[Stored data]
****************
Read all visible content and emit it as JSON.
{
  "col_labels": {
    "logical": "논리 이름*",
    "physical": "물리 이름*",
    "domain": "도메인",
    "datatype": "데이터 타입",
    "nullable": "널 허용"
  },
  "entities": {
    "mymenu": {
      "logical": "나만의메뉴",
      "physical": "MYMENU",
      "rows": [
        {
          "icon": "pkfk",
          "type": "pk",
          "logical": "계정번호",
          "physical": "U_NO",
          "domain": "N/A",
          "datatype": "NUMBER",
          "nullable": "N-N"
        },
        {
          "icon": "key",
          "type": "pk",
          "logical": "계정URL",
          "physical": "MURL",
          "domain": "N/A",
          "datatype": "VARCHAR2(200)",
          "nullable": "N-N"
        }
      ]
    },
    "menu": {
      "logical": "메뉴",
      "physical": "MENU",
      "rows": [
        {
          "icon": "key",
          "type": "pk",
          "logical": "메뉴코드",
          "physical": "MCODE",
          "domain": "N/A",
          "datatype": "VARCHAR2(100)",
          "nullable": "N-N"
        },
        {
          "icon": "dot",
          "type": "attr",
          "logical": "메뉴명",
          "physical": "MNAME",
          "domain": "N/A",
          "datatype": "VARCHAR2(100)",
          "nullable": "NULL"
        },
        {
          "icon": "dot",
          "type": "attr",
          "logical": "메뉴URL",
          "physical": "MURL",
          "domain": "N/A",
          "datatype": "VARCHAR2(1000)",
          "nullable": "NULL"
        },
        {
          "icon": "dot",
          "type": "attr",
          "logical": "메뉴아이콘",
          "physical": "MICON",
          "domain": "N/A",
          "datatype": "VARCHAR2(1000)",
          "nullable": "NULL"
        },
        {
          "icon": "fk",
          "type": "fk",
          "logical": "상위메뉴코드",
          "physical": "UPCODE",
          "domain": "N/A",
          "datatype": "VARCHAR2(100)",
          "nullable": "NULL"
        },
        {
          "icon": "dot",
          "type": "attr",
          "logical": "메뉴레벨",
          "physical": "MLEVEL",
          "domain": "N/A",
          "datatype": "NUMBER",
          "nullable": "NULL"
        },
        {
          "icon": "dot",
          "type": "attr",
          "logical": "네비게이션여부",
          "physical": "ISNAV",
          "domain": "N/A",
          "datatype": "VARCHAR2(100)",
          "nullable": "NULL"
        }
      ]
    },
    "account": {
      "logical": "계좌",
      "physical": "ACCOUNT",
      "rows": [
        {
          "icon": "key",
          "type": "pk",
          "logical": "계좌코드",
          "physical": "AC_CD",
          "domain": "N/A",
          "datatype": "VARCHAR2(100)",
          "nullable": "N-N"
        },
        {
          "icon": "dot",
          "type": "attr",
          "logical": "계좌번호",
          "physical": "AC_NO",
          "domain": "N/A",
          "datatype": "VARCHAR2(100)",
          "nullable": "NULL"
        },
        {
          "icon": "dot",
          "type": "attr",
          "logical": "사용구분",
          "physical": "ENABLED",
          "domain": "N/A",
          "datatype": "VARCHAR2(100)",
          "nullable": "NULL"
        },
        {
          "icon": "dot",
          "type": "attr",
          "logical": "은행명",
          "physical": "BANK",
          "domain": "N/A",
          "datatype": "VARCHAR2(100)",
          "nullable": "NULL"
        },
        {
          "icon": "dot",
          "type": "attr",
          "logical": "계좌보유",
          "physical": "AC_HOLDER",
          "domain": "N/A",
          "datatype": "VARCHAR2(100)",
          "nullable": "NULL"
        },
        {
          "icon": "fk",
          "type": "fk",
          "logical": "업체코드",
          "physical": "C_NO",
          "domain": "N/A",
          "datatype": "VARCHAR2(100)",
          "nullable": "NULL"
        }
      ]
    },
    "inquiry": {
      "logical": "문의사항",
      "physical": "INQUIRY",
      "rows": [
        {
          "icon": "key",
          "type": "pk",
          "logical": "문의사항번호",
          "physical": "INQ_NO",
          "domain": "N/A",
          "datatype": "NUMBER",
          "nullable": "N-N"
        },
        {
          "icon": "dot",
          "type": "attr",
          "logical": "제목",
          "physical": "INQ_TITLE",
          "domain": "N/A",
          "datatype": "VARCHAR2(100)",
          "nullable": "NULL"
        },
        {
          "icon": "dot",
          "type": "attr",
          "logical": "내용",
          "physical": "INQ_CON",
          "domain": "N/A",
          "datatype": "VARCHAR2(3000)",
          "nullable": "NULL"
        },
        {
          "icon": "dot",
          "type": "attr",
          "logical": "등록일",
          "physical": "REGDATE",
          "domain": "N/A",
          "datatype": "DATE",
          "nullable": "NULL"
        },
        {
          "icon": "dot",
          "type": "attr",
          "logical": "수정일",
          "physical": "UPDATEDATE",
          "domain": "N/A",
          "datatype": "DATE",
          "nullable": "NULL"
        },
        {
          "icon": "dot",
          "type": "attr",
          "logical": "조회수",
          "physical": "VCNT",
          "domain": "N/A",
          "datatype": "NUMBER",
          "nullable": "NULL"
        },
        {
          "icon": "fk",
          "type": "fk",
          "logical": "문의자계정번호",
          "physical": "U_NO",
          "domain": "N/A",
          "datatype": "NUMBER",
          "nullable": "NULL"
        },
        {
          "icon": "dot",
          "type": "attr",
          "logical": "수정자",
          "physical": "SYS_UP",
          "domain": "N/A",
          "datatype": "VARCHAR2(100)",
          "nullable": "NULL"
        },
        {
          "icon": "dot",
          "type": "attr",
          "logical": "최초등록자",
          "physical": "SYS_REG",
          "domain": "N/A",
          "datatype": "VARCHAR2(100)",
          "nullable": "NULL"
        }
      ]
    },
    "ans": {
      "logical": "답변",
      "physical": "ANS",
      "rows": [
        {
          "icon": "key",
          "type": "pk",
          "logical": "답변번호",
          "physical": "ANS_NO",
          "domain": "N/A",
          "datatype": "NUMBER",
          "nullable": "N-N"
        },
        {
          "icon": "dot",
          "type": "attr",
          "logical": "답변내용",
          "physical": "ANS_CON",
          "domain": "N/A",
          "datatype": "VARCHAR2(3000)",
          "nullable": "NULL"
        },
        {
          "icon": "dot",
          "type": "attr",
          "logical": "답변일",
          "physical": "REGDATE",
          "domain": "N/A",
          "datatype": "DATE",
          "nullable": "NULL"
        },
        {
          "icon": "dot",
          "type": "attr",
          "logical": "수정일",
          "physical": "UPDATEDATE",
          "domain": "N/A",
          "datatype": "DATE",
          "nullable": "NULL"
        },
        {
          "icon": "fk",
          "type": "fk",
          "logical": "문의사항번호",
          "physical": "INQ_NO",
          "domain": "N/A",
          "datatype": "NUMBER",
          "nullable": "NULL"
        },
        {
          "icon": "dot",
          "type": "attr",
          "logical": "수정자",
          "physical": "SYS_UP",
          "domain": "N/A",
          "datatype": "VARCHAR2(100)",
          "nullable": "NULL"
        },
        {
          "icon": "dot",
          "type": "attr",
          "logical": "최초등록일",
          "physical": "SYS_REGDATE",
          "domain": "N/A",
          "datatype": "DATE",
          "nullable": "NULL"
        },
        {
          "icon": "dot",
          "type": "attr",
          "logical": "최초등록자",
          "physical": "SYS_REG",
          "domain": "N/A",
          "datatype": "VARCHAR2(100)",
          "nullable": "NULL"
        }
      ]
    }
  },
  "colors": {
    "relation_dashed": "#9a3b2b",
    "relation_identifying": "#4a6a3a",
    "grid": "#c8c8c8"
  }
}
****************
EXERCISE REQUIREMENTS:
Take the records above and return them exactly as written.

WORKED SOLUTION:
Read all visible content and emit it as JSON.
{
  "col_labels": {
    "logical": "논리 이름*",
    "physical": "물리 이름*",
    "domain": "도메인",
    "datatype": "데이터 타입",
    "nullable": "널 허용"
  },
  "entities": {
    "mymenu": {
      "logical": "나만의메뉴",
      "physical": "MYMENU",
      "rows": [
        {
          "icon": "pkfk",
          "type": "pk",
          "logical": "계정번호",
          "physical": "U_NO",
          "domain": "N/A",
          "datatype": "NUMBER",
          "nullable": "N-N"
        },
        {
          "icon": "key",
          "type": "pk",
          "logical": "계정URL",
          "physical": "MURL",
          "domain": "N/A",
          "datatype": "VARCHAR2(200)",
          "nullable": "N-N"
        }
      ]
    },
    "menu": {
      "logical": "메뉴",
      "physical": "MENU",
      "rows": [
        {
          "icon": "key",
          "type": "pk",
          "logical": "메뉴코드",
          "physical": "MCODE",
          "domain": "N/A",
          "datatype": "VARCHAR2(100)",
          "nullable": "N-N"
        },
        {
          "icon": "dot",
          "type": "attr",
          "logical": "메뉴명",
          "physical": "MNAME",
          "domain": "N/A",
          "datatype": "VARCHAR2(100)",
          "nullable": "NULL"
        },
        {
          "icon": "dot",
          "type": "attr",
          "logical": "메뉴URL",
          "physical": "MURL",
          "domain": "N/A",
          "datatype": "VARCHAR2(1000)",
          "nullable": "NULL"
        },
        {
          "icon": "dot",
          "type": "attr",
          "logical": "메뉴아이콘",
          "physical": "MICON",
          "domain": "N/A",
          "datatype": "VARCHAR2(1000)",
          "nullable": "NULL"
        },
        {
          "icon": "fk",
          "type": "fk",
          "logical": "상위메뉴코드",
          "physical": "UPCODE",
          "domain": "N/A",
          "datatype": "VARCHAR2(100)",
          "nullable": "NULL"
        },
        {
          "icon": "dot",
          "type": "attr",
          "logical": "메뉴레벨",
          "physical": "MLEVEL",
          "domain": "N/A",
          "datatype": "NUMBER",
          "nullable": "NULL"
        },
        {
          "icon": "dot",
          "type": "attr",
          "logical": "네비게이션여부",
          "physical": "ISNAV",
          "domain": "N/A",
          "datatype": "VARCHAR2(100)",
          "nullable": "NULL"
        }
      ]
    },
    "account": {
      "logical": "계좌",
      "physical": "ACCOUNT",
      "rows": [
        {
          "icon": "key",
          "type": "pk",
          "logical": "계좌코드",
          "physical": "AC_CD",
          "domain": "N/A",
          "datatype": "VARCHAR2(100)",
          "nullable": "N-N"
        },
        {
          "icon": "dot",
          "type": "attr",
          "logical": "계좌번호",
          "physical": "AC_NO",
          "domain": "N/A",
          "datatype": "VARCHAR2(100)",
          "nullable": "NULL"
        },
        {
          "icon": "dot",
          "type": "attr",
          "logical": "사용구분",
          "physical": "ENABLED",
          "domain": "N/A",
          "datatype": "VARCHAR2(100)",
          "nullable": "NULL"
        },
        {
          "icon": "dot",
          "type": "attr",
          "logical": "은행명",
          "physical": "BANK",
          "domain": "N/A",
          "datatype": "VARCHAR2(100)",
          "nullable": "NULL"
        },
        {
          "icon": "dot",
          "type": "attr",
          "logical": "계좌보유",
          "physical": "AC_HOLDER",
          "domain": "N/A",
          "datatype": "VARCHAR2(100)",
          "nullable": "NULL"
        },
        {
          "icon": "fk",
          "type": "fk",
          "logical": "업체코드",
          "physical": "C_NO",
          "domain": "N/A",
          "datatype": "VARCHAR2(100)",
          "nullable": "NULL"
        }
      ]
    },
    "inquiry": {
      "logical": "문의사항",
      "physical": "INQUIRY",
      "rows": [
        {
          "icon": "key",
          "type": "pk",
          "logical": "문의사항번호",
          "physical": "INQ_NO",
          "domain": "N/A",
          "datatype": "NUMBER",
          "nullable": "N-N"
        },
        {
          "icon": "dot",
          "type": "attr",
          "logical": "제목",
          "physical": "INQ_TITLE",
          "domain": "N/A",
          "datatype": "VARCHAR2(100)",
          "nullable": "NULL"
        },
        {
          "icon": "dot",
          "type": "attr",
          "logical": "내용",
          "physical": "INQ_CON",
          "domain": "N/A",
          "datatype": "VARCHAR2(3000)",
          "nullable": "NULL"
        },
        {
          "icon": "dot",
          "type": "attr",
          "logical": "등록일",
          "physical": "REGDATE",
          "domain": "N/A",
          "datatype": "DATE",
          "nullable": "NULL"
        },
        {
          "icon": "dot",
          "type": "attr",
          "logical": "수정일",
          "physical": "UPDATEDATE",
          "domain": "N/A",
          "datatype": "DATE",
          "nullable": "NULL"
        },
        {
          "icon": "dot",
          "type": "attr",
          "logical": "조회수",
          "physical": "VCNT",
          "domain": "N/A",
          "datatype": "NUMBER",
          "nullable": "NULL"
        },
        {
          "icon": "fk",
          "type": "fk",
          "logical": "문의자계정번호",
          "physical": "U_NO",
          "domain": "N/A",
          "datatype": "NUMBER",
          "nullable": "NULL"
        },
        {
          "icon": "dot",
          "type": "attr",
          "logical": "수정자",
          "physical": "SYS_UP",
          "domain": "N/A",
          "datatype": "VARCHAR2(100)",
          "nullable": "NULL"
        },
        {
          "icon": "dot",
          "type": "attr",
          "logical": "최초등록자",
          "physical": "SYS_REG",
          "domain": "N/A",
          "datatype": "VARCHAR2(100)",
          "nullable": "NULL"
        }
      ]
    },
    "ans": {
      "logical": "답변",
      "physical": "ANS",
      "rows": [
        {
          "icon": "key",
          "type": "pk",
          "logical": "답변번호",
          "physical": "ANS_NO",
          "domain": "N/A",
          "datatype": "NUMBER",
          "nullable": "N-N"
        },
        {
          "icon": "dot",
          "type": "attr",
          "logical": "답변내용",
          "physical": "ANS_CON",
          "domain": "N/A",
          "datatype": "VARCHAR2(3000)",
          "nullable": "NULL"
        },
        {
          "icon": "dot",
          "type": "attr",
          "logical": "답변일",
          "physical": "REGDATE",
          "domain": "N/A",
          "datatype": "DATE",
          "nullable": "NULL"
        },
        {
          "icon": "dot",
          "type": "attr",
          "logical": "수정일",
          "physical": "UPDATEDATE",
          "domain": "N/A",
          "datatype": "DATE",
          "nullable": "NULL"
        },
        {
          "icon": "fk",
          "type": "fk",
          "logical": "문의사항번호",
          "physical": "INQ_NO",
          "domain": "N/A",
          "datatype": "NUMBER",
          "nullable": "NULL"
        },
        {
          "icon": "dot",
          "type": "attr",
          "logical": "수정자",
          "physical": "SYS_UP",
          "domain": "N/A",
          "datatype": "VARCHAR2(100)",
          "nullable": "NULL"
        },
        {
          "icon": "dot",
          "type": "attr",
          "logical": "최초등록일",
          "physical": "SYS_REGDATE",
          "domain": "N/A",
          "datatype": "DATE",
          "nullable": "NULL"
        },
        {
          "icon": "dot",
          "type": "attr",
          "logical": "최초등록자",
          "physical": "SYS_REG",
          "domain": "N/A",
          "datatype": "VARCHAR2(100)",
          "nullable": "NULL"
        }
      ]
    }
  },
  "colors": {
    "relation_dashed": "#9a3b2b",
    "relation_identifying": "#4a6a3a",
    "grid": "#c8c8c8"
  }
}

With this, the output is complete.